Task directions -
Examine each line of the data. Copy those that contain the string "cycle".

Data to use -
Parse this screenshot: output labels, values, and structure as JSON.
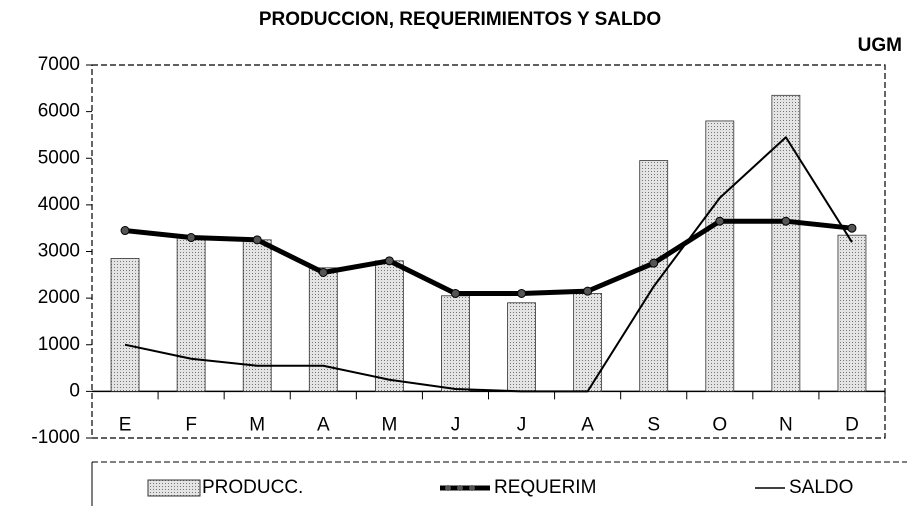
{
  "chart_data": {
    "type": "bar_line",
    "title": "PRODUCCION, REQUERIMIENTOS Y SALDO",
    "unit_label": "UGM",
    "categories": [
      "E",
      "F",
      "M",
      "A",
      "M",
      "J",
      "J",
      "A",
      "S",
      "O",
      "N",
      "D"
    ],
    "series": [
      {
        "name": "PRODUCC.",
        "type": "bar",
        "color": "#c8c8c8",
        "values": [
          2850,
          3300,
          3250,
          2650,
          2800,
          2050,
          1900,
          2100,
          4950,
          5800,
          6350,
          3350
        ]
      },
      {
        "name": "REQUERIM",
        "type": "line",
        "color": "#000000",
        "values": [
          3450,
          3300,
          3250,
          2550,
          2800,
          2100,
          2100,
          2150,
          2750,
          3650,
          3650,
          3500
        ]
      },
      {
        "name": "SALDO",
        "type": "line",
        "color": "#000000",
        "values": [
          1000,
          700,
          550,
          550,
          250,
          50,
          0,
          0,
          2250,
          4150,
          5450,
          3200
        ]
      }
    ],
    "ylim": [
      -1000,
      7000
    ],
    "yticks": [
      -1000,
      0,
      1000,
      2000,
      3000,
      4000,
      5000,
      6000,
      7000
    ],
    "legend": "bottom"
  }
}
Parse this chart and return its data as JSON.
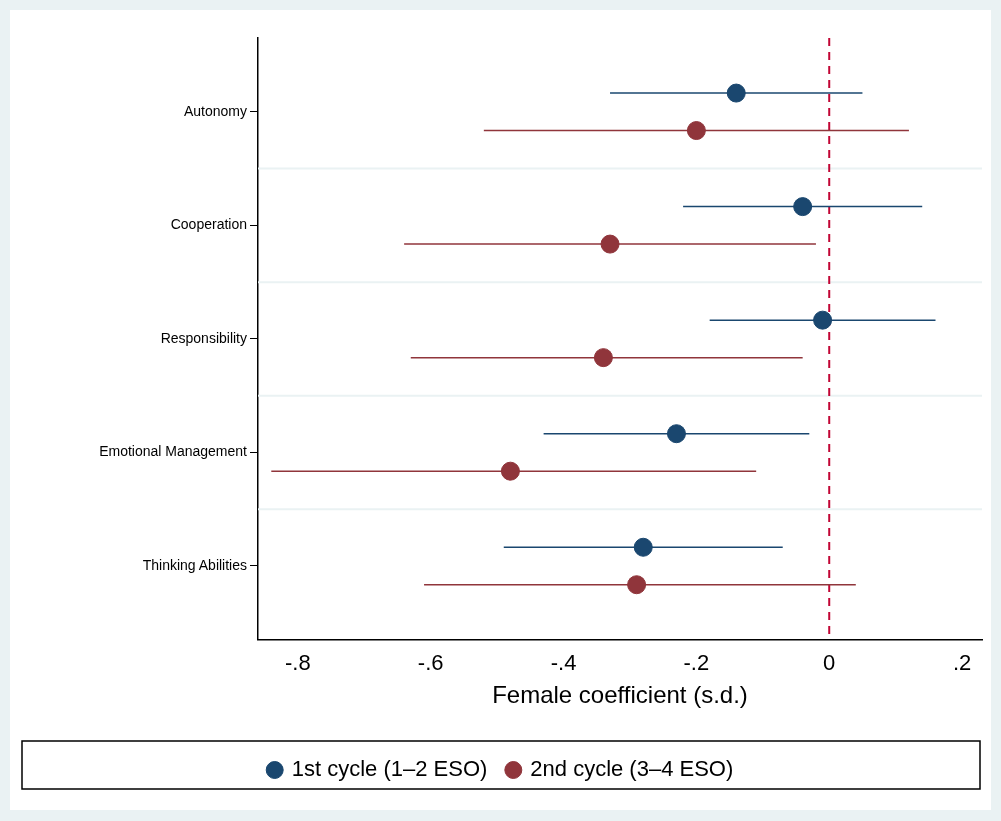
{
  "chart_data": {
    "type": "scatter",
    "orientation": "horizontal",
    "xlabel": "Female coefficient (s.d.)",
    "categories": [
      "Autonomy",
      "Cooperation",
      "Responsibility",
      "Emotional Management",
      "Thinking Abilities"
    ],
    "series": [
      {
        "name": "1st cycle (1–2 ESO)",
        "color": "#1a476f",
        "values": [
          -0.14,
          -0.04,
          -0.01,
          -0.23,
          -0.28
        ],
        "errors": [
          [
            -0.33,
            0.05
          ],
          [
            -0.22,
            0.14
          ],
          [
            -0.18,
            0.16
          ],
          [
            -0.43,
            -0.03
          ],
          [
            -0.49,
            -0.07
          ]
        ]
      },
      {
        "name": "2nd cycle (3–4 ESO)",
        "color": "#90353b",
        "values": [
          -0.2,
          -0.33,
          -0.34,
          -0.48,
          -0.29
        ],
        "errors": [
          [
            -0.52,
            0.12
          ],
          [
            -0.64,
            -0.02
          ],
          [
            -0.63,
            -0.04
          ],
          [
            -0.84,
            -0.11
          ],
          [
            -0.61,
            0.04
          ]
        ]
      }
    ],
    "xlim": [
      -0.86,
      0.23
    ],
    "xticks": [
      {
        "value": -0.8,
        "label": "-.8"
      },
      {
        "value": -0.6,
        "label": "-.6"
      },
      {
        "value": -0.4,
        "label": "-.4"
      },
      {
        "value": -0.2,
        "label": "-.2"
      },
      {
        "value": 0,
        "label": "0"
      },
      {
        "value": 0.2,
        "label": ".2"
      }
    ],
    "ref_lines": [
      {
        "axis": "x",
        "value": 0,
        "color": "#c10534",
        "line_style": "dashed"
      }
    ],
    "grid": "y",
    "legend": "bottom",
    "marker": "circle"
  }
}
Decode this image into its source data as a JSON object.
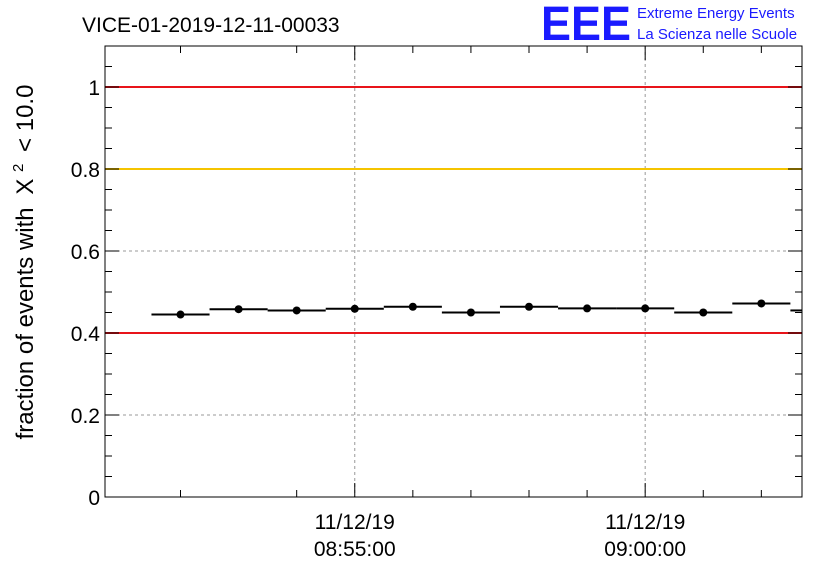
{
  "header": {
    "run_id": "VICE-01-2019-12-11-00033",
    "logo_text": "EEE",
    "logo_line1": "Extreme Energy Events",
    "logo_line2": "La Scienza nelle Scuole"
  },
  "colors": {
    "logo": "#1a1aff",
    "threshold_red": "#e8141a",
    "threshold_yellow": "#f5c400",
    "marker": "#000000",
    "grid": "#999999"
  },
  "chart_data": {
    "type": "scatter",
    "title": "VICE-01-2019-12-11-00033",
    "ylabel": "fraction of events with",
    "ylabel_symbol": "X",
    "ylabel_superscript": "2",
    "ylabel_suffix": "< 10.0",
    "ylim": [
      0,
      1.1
    ],
    "xlim": [
      -4.3,
      7.7
    ],
    "x_unit": "minutes relative to 08:55:00",
    "grid": true,
    "y_ticks": [
      {
        "value": 0,
        "label": "0"
      },
      {
        "value": 0.2,
        "label": "0.2"
      },
      {
        "value": 0.4,
        "label": "0.4"
      },
      {
        "value": 0.6,
        "label": "0.6"
      },
      {
        "value": 0.8,
        "label": "0.8"
      },
      {
        "value": 1,
        "label": "1"
      }
    ],
    "x_ticks": [
      {
        "value": 0,
        "date": "11/12/19",
        "time": "08:55:00"
      },
      {
        "value": 5,
        "date": "11/12/19",
        "time": "09:00:00"
      }
    ],
    "x_minor_ticks": [
      -3,
      -1,
      1,
      2,
      3,
      4,
      6,
      7
    ],
    "reference_lines": [
      {
        "y": 1.0,
        "color": "#e8141a"
      },
      {
        "y": 0.8,
        "color": "#f5c400"
      },
      {
        "y": 0.4,
        "color": "#e8141a"
      }
    ],
    "bin_width": 1,
    "points": [
      {
        "x": -3.0,
        "y": 0.445
      },
      {
        "x": -2.0,
        "y": 0.458
      },
      {
        "x": -1.0,
        "y": 0.455
      },
      {
        "x": 0.0,
        "y": 0.459
      },
      {
        "x": 1.0,
        "y": 0.464
      },
      {
        "x": 2.0,
        "y": 0.45
      },
      {
        "x": 3.0,
        "y": 0.464
      },
      {
        "x": 4.0,
        "y": 0.46
      },
      {
        "x": 5.0,
        "y": 0.46
      },
      {
        "x": 6.0,
        "y": 0.45
      },
      {
        "x": 7.0,
        "y": 0.472
      },
      {
        "x": 8.0,
        "y": 0.455
      }
    ]
  }
}
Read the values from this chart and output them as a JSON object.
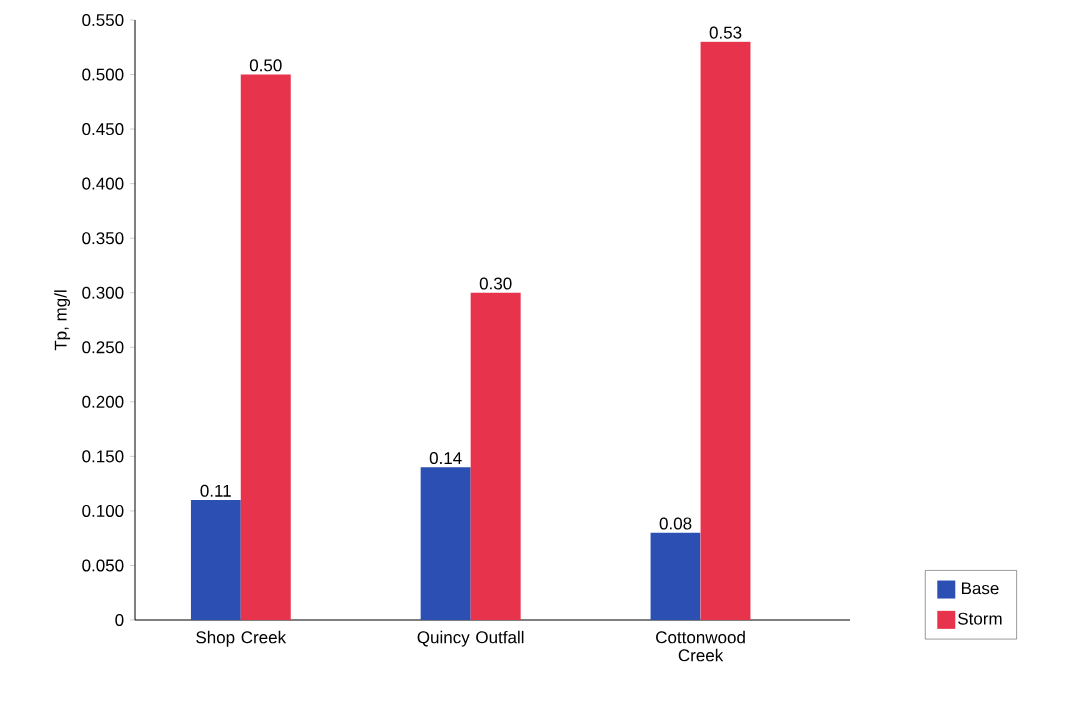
{
  "chart_data": {
    "type": "bar",
    "ylabel": "Tp, mg/l",
    "categories": [
      "Shop Creek",
      "Quincy Outfall",
      "Cottonwood Creek"
    ],
    "series": [
      {
        "name": "Base",
        "color": "#2b4fb3",
        "values": [
          0.11,
          0.14,
          0.08
        ],
        "value_labels": [
          "0.11",
          "0.14",
          "0.08"
        ]
      },
      {
        "name": "Storm",
        "color": "#e8334d",
        "values": [
          0.5,
          0.3,
          0.53
        ],
        "value_labels": [
          "0.50",
          "0.30",
          "0.53"
        ]
      }
    ],
    "ylim": [
      0,
      0.55
    ],
    "yticks": [
      0,
      {
        "value": 0.05,
        "label": "0.050"
      },
      {
        "value": 0.1,
        "label": "0.100"
      },
      {
        "value": 0.15,
        "label": "0.150"
      },
      {
        "value": 0.2,
        "label": "0.200"
      },
      {
        "value": 0.25,
        "label": "0.250"
      },
      {
        "value": 0.3,
        "label": "0.300"
      },
      {
        "value": 0.35,
        "label": "0.350"
      },
      {
        "value": 0.4,
        "label": "0.400"
      },
      {
        "value": 0.45,
        "label": "0.450"
      },
      {
        "value": 0.5,
        "label": "0.500"
      },
      {
        "value": 0.55,
        "label": "0.550"
      }
    ],
    "grid": false,
    "legend": "bottom right"
  }
}
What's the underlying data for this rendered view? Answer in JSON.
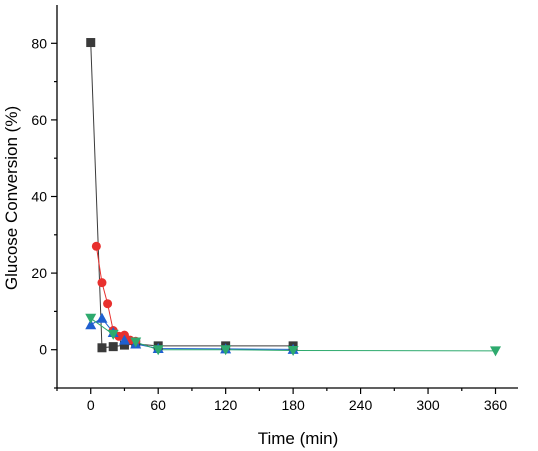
{
  "chart_data": {
    "type": "scatter",
    "xlabel": "Time (min)",
    "ylabel": "Glucose Conversion (%)",
    "xlim": [
      -30,
      380
    ],
    "ylim": [
      -10,
      90
    ],
    "xticks": [
      0,
      60,
      120,
      180,
      240,
      300,
      360
    ],
    "yticks": [
      0,
      20,
      40,
      60,
      80
    ],
    "grid": false,
    "series": [
      {
        "marker": "square",
        "color": "#3a3a3a",
        "x": [
          0,
          10,
          20,
          30,
          40,
          60,
          120,
          180
        ],
        "y": [
          80.2,
          0.5,
          0.8,
          1.2,
          1.5,
          1.0,
          1.0,
          1.0
        ]
      },
      {
        "marker": "circle",
        "color": "#e8302e",
        "x": [
          5,
          10,
          15,
          20,
          25,
          30,
          35,
          40
        ],
        "y": [
          27.0,
          17.5,
          12.0,
          5.0,
          3.5,
          3.8,
          2.5,
          2.2
        ]
      },
      {
        "marker": "triangle-up",
        "color": "#1f5fcf",
        "x": [
          0,
          10,
          20,
          30,
          40,
          60,
          120,
          180
        ],
        "y": [
          6.5,
          8.2,
          4.5,
          2.5,
          1.5,
          0.3,
          0.2,
          0.1
        ]
      },
      {
        "marker": "triangle-down",
        "color": "#2eaa6e",
        "x": [
          0,
          20,
          40,
          60,
          120,
          180,
          360
        ],
        "y": [
          8.2,
          4.0,
          2.0,
          0.0,
          0.0,
          -0.2,
          -0.3
        ]
      }
    ]
  }
}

Task result -
        "name": "1st cycle (1–2 ESO)",
        "name": "2nd cycle (3–4 ESO)",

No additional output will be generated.